**Aim**
Nothing should be left out: output all of the entries exactly.

Information provided start

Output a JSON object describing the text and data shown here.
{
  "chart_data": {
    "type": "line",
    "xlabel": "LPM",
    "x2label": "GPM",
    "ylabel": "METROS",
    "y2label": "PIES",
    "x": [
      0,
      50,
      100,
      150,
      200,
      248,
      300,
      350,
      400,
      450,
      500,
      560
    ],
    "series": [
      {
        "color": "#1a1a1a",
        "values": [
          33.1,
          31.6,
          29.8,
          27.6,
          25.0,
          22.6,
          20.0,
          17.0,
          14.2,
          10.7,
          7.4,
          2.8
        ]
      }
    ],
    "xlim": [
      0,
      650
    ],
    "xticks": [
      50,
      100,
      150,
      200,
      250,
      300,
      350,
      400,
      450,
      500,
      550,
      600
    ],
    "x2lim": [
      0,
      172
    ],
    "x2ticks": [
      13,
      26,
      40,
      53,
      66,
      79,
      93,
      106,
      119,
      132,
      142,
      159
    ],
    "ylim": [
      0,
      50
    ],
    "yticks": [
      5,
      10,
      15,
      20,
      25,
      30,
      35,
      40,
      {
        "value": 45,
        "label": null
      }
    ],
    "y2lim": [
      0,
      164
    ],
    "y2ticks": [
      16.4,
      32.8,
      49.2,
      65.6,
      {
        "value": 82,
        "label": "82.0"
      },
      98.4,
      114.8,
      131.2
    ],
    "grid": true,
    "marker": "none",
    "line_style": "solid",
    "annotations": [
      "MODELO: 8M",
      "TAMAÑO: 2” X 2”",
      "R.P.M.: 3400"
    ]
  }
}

Information provided end

**Written answer**
Output a JSON object describing the text and data shown here.
{
  "chart_data": {
    "type": "line",
    "xlabel": "LPM",
    "x2label": "GPM",
    "ylabel": "METROS",
    "y2label": "PIES",
    "x": [
      0,
      50,
      100,
      150,
      200,
      248,
      300,
      350,
      400,
      450,
      500,
      560
    ],
    "series": [
      {
        "color": "#1a1a1a",
        "values": [
          33.1,
          31.6,
          29.8,
          27.6,
          25.0,
          22.6,
          20.0,
          17.0,
          14.2,
          10.7,
          7.4,
          2.8
        ]
      }
    ],
    "xlim": [
      0,
      650
    ],
    "xticks": [
      50,
      100,
      150,
      200,
      250,
      300,
      350,
      400,
      450,
      500,
      550,
      600
    ],
    "x2lim": [
      0,
      172
    ],
    "x2ticks": [
      13,
      26,
      40,
      53,
      66,
      79,
      93,
      106,
      119,
      132,
      142,
      159
    ],
    "ylim": [
      0,
      50
    ],
    "yticks": [
      5,
      10,
      15,
      20,
      25,
      30,
      35,
      40,
      {
        "value": 45,
        "label": null
      }
    ],
    "y2lim": [
      0,
      164
    ],
    "y2ticks": [
      16.4,
      32.8,
      49.2,
      65.6,
      {
        "value": 82,
        "label": "82.0"
      },
      98.4,
      114.8,
      131.2
    ],
    "grid": true,
    "marker": "none",
    "line_style": "solid",
    "annotations": [
      "MODELO: 8M",
      "TAMAÑO: 2” X 2”",
      "R.P.M.: 3400"
    ]
  }
}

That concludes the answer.